* [Objective] List all the lines in these records that hold "page".

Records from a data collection
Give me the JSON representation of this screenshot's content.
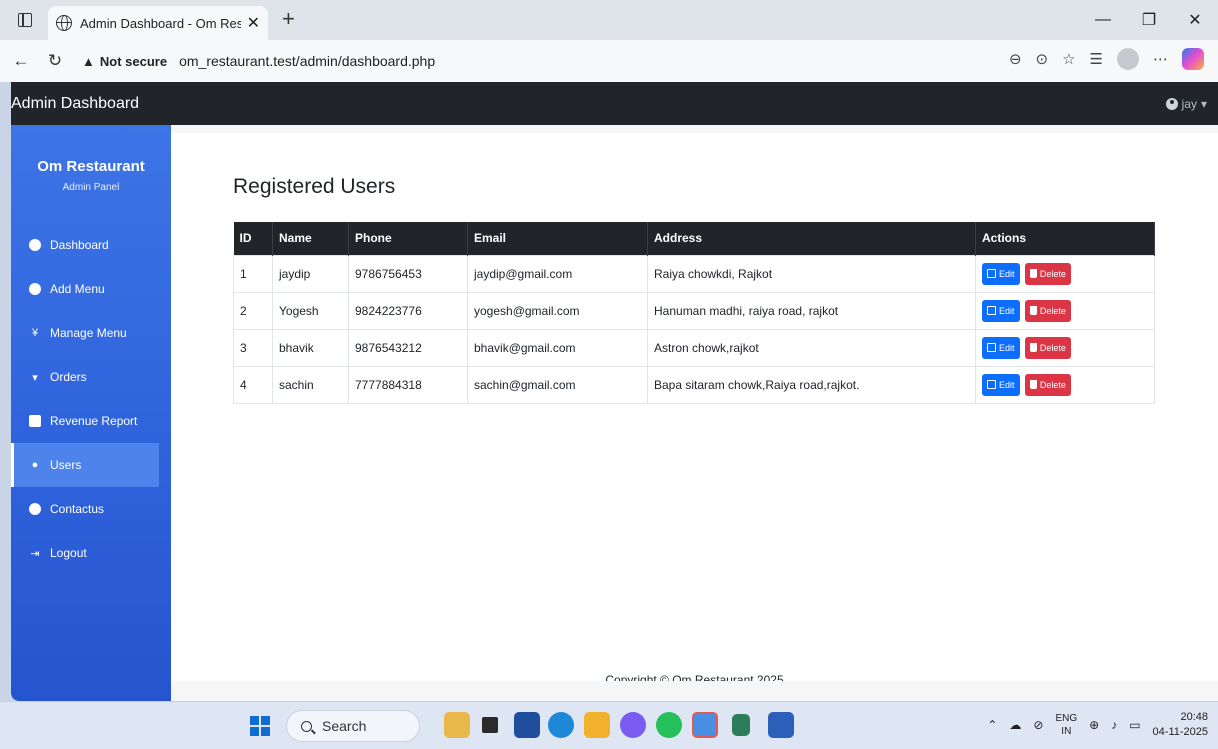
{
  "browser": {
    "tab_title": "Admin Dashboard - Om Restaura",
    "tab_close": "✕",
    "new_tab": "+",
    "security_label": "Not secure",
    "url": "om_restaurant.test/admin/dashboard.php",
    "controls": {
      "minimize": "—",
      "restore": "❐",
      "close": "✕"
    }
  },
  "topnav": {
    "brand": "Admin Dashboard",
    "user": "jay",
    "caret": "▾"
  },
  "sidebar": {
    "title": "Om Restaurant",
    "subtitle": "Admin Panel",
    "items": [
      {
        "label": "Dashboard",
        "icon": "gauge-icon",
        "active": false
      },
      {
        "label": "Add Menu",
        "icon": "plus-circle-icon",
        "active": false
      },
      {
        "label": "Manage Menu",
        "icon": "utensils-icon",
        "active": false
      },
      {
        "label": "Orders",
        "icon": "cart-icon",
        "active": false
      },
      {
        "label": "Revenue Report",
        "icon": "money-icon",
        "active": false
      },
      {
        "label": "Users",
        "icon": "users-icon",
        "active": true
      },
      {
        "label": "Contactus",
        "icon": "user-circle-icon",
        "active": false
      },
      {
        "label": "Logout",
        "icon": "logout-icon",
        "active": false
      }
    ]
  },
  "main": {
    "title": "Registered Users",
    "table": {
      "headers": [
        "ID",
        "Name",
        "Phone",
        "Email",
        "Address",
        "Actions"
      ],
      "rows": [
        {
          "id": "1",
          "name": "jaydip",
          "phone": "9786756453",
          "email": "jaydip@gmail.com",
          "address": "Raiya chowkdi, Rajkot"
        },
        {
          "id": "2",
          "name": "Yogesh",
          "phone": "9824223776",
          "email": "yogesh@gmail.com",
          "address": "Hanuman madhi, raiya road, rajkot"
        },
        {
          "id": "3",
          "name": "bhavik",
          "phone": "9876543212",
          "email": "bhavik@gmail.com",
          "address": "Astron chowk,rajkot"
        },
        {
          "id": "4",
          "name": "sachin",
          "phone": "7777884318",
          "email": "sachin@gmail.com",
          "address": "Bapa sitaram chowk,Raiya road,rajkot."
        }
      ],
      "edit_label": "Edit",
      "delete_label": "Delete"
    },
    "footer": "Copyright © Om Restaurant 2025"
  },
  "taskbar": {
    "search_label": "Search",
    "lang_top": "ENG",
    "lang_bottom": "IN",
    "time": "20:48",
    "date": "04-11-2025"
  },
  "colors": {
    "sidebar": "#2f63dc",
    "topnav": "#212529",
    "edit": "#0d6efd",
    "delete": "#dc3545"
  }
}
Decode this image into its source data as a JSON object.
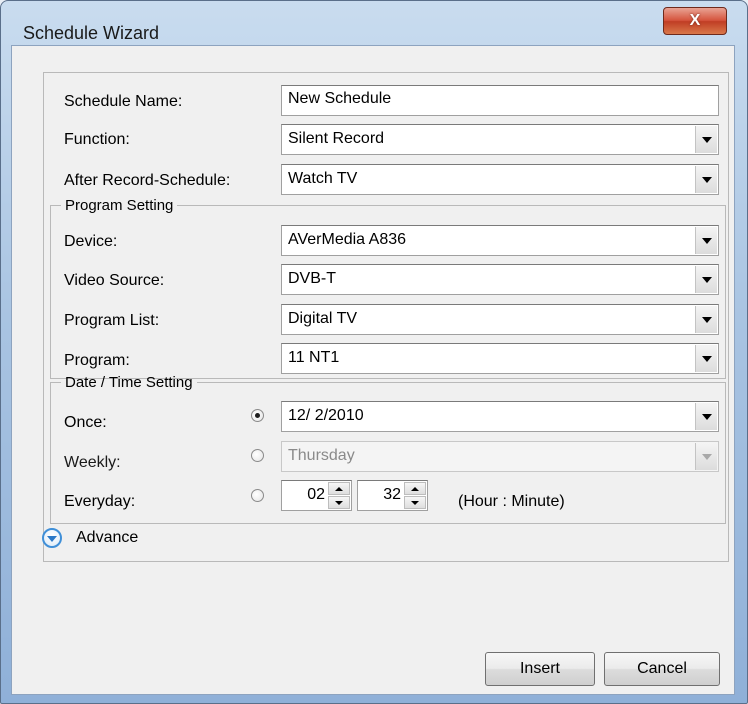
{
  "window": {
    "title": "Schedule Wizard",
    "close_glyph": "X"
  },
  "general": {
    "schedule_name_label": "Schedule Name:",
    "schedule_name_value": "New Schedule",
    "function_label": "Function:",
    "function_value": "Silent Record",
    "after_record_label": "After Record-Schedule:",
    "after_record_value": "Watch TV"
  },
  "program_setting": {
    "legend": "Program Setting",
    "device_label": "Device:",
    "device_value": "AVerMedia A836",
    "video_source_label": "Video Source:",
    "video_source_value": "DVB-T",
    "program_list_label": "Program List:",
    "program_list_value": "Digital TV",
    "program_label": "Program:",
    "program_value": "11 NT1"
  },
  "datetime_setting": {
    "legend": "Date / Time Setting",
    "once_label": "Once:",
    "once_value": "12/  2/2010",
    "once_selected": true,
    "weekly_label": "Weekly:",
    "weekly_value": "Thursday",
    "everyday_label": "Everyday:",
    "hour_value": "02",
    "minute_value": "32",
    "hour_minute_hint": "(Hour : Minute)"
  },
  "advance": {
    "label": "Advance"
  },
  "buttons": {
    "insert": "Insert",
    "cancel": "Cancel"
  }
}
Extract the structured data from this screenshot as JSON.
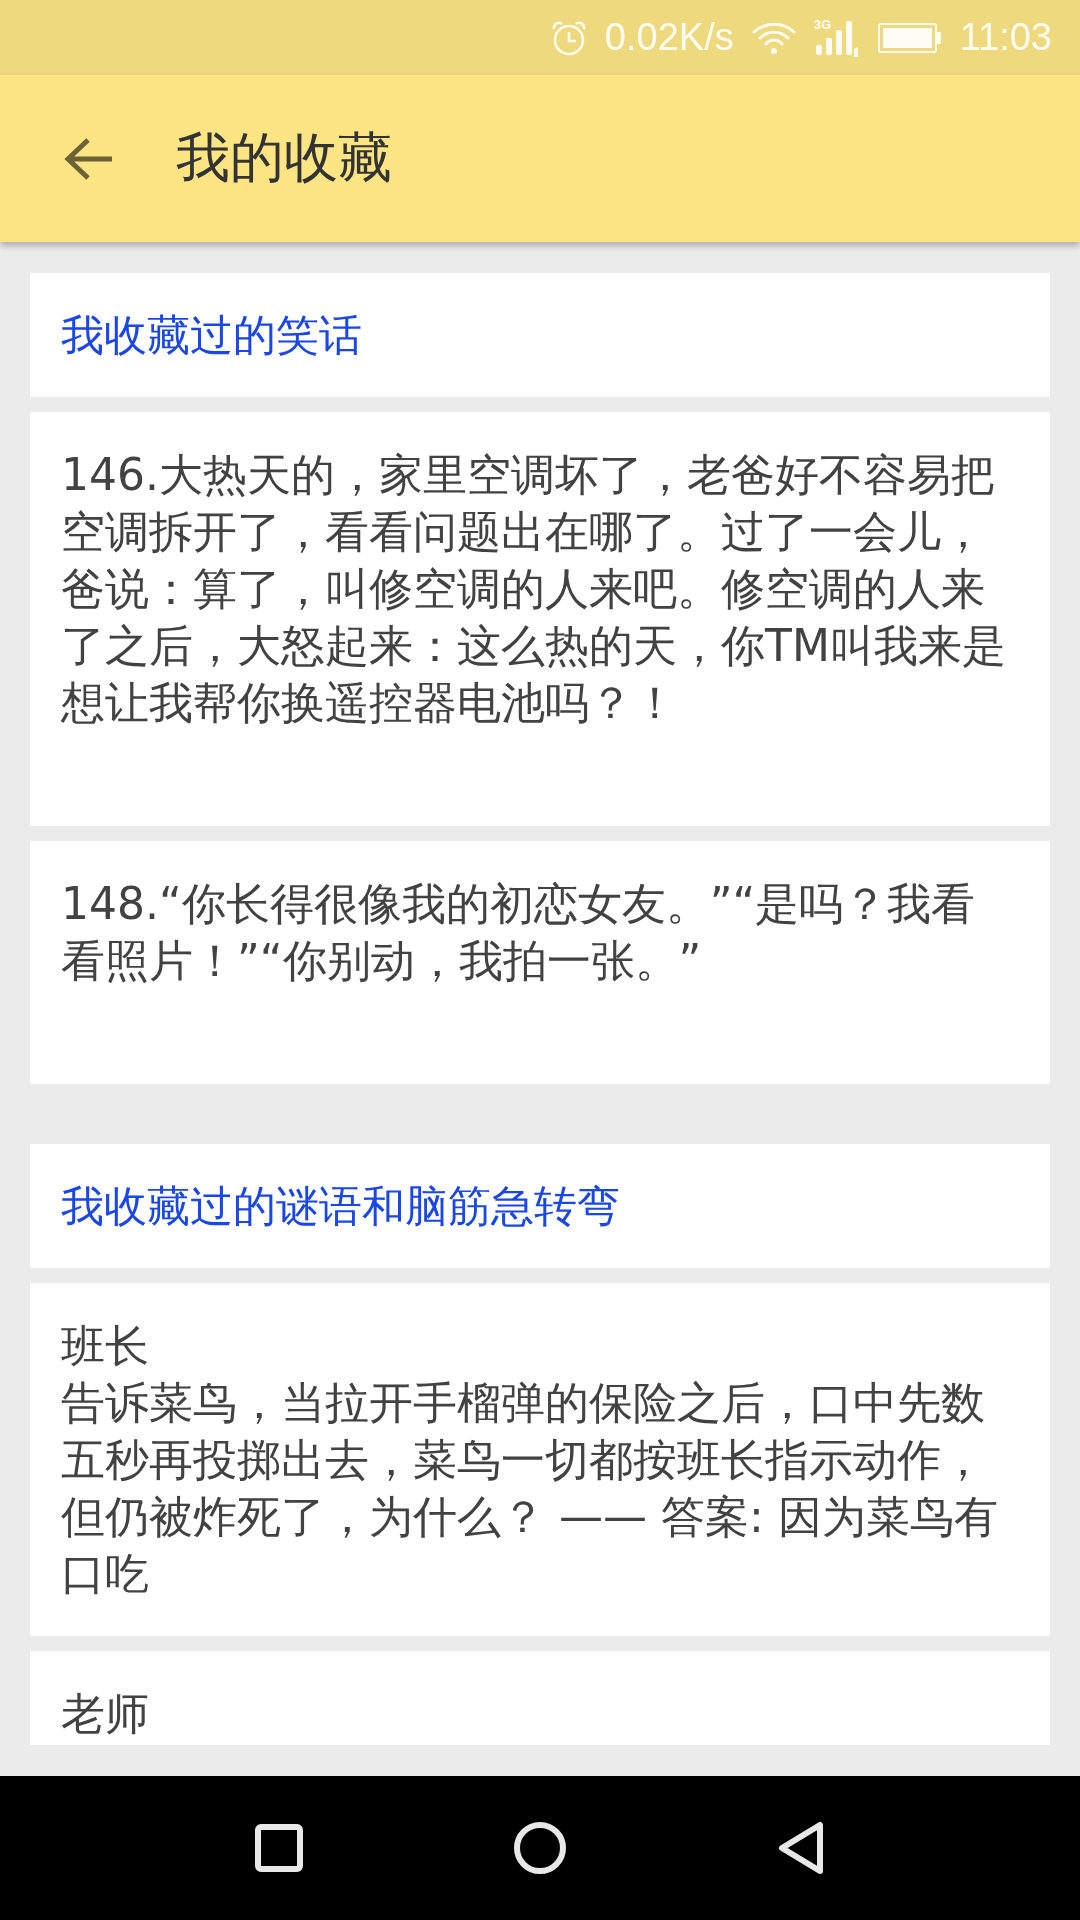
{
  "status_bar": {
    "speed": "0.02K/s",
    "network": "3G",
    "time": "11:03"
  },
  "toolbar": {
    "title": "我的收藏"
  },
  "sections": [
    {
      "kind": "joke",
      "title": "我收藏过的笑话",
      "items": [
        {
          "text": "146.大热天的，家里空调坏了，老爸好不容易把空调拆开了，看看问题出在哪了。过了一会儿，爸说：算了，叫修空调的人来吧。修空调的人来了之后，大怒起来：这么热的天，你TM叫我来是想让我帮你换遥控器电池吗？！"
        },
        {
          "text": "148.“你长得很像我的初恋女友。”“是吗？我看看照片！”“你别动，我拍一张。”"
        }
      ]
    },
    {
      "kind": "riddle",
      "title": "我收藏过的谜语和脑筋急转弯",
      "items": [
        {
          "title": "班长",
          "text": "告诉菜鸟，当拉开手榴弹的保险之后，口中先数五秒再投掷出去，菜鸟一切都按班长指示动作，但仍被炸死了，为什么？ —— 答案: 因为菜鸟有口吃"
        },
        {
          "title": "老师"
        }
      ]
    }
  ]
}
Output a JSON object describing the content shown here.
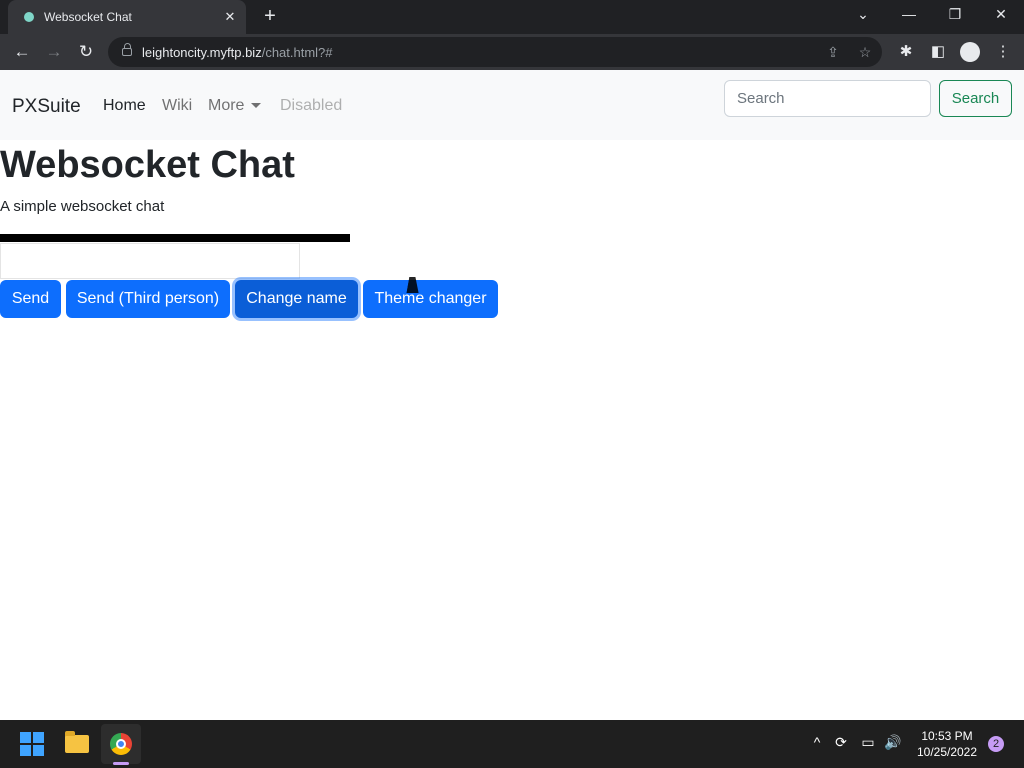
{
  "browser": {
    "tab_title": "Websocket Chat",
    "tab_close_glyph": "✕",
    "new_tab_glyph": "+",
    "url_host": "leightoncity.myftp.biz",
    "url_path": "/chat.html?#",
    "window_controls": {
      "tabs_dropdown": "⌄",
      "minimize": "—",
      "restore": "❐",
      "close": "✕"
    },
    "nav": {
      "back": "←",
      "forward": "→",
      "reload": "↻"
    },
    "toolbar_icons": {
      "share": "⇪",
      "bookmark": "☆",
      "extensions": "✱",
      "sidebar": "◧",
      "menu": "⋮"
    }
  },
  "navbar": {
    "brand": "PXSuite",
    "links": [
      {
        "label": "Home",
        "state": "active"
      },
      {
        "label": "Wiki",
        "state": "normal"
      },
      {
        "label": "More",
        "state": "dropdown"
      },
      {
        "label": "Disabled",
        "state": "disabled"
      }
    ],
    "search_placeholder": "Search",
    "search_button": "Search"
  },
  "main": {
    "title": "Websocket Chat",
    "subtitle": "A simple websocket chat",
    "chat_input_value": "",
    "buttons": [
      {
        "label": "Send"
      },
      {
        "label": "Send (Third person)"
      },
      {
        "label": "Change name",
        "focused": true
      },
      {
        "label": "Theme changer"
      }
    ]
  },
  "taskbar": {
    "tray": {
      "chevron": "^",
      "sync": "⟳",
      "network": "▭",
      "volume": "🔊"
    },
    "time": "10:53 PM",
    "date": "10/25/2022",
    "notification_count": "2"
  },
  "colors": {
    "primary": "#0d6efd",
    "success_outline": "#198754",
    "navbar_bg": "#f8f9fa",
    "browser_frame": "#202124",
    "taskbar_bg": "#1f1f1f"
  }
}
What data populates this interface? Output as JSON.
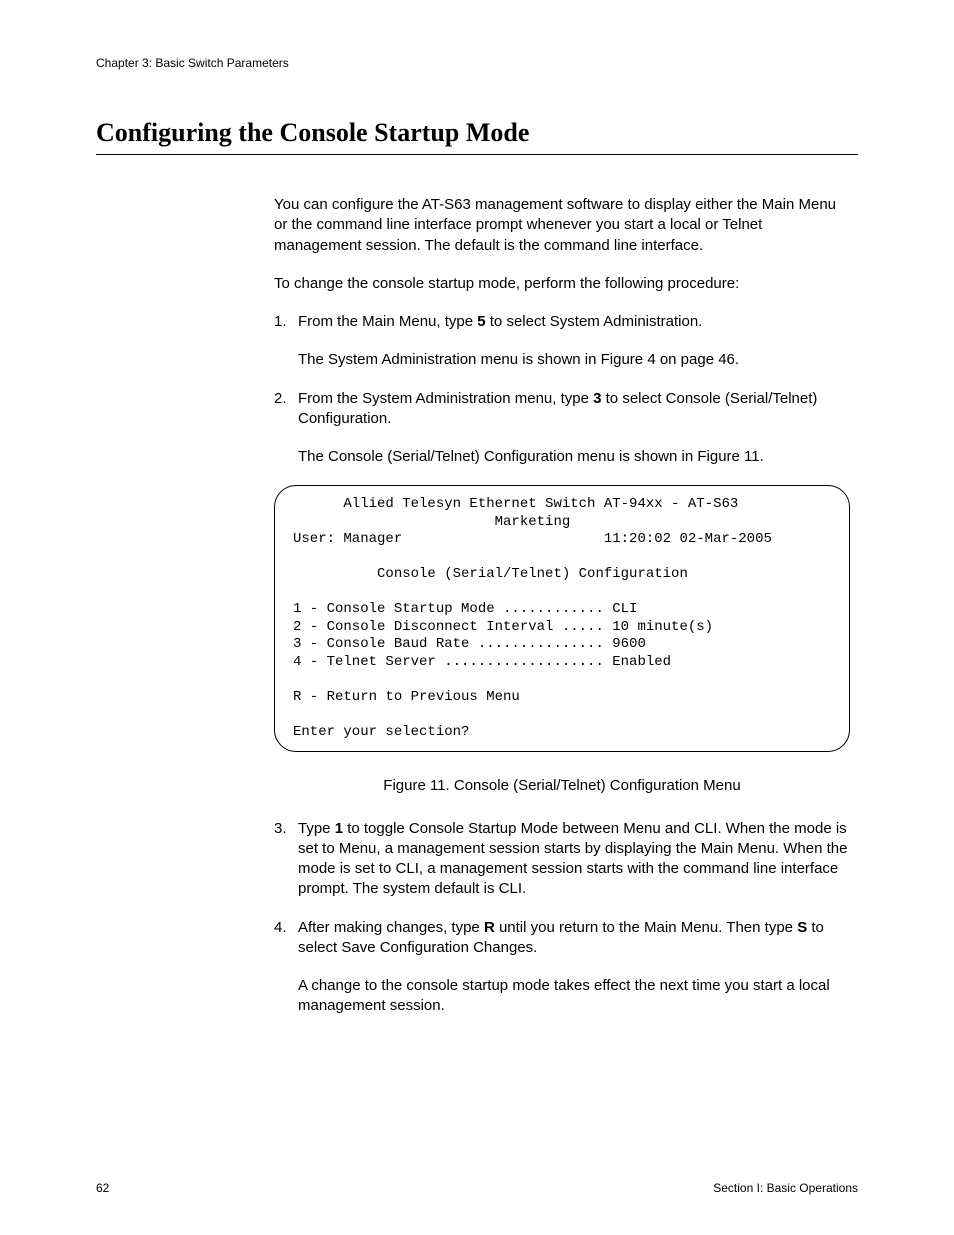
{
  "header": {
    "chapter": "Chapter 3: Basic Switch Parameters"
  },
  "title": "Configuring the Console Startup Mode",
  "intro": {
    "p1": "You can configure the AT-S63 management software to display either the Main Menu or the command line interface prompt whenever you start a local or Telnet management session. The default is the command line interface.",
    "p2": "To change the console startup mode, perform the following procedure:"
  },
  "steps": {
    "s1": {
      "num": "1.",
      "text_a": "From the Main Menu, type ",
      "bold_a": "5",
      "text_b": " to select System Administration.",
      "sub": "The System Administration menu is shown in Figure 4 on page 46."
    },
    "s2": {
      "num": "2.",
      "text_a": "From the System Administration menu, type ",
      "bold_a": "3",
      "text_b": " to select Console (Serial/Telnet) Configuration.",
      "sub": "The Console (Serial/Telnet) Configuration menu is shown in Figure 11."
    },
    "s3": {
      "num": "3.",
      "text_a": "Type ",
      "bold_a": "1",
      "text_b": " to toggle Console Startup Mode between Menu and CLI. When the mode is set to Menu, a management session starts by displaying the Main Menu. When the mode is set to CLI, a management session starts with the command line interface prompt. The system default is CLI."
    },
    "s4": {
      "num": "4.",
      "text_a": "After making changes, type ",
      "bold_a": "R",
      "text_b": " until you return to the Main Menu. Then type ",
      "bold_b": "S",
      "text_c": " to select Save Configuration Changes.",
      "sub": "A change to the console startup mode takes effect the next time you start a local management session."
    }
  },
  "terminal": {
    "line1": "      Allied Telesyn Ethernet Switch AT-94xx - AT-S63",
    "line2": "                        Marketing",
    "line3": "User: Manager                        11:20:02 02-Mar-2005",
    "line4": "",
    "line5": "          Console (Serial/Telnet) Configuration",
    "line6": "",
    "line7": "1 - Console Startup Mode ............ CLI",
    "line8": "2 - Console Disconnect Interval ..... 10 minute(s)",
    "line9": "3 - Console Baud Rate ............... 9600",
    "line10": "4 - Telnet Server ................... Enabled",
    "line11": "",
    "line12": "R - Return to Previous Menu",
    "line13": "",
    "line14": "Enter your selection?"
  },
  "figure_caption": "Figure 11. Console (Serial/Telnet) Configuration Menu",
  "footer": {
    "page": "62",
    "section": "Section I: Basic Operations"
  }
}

* [Full output]
      "sub": "The System Administration menu is shown in Figure 4 on page 46."
    "page": "62",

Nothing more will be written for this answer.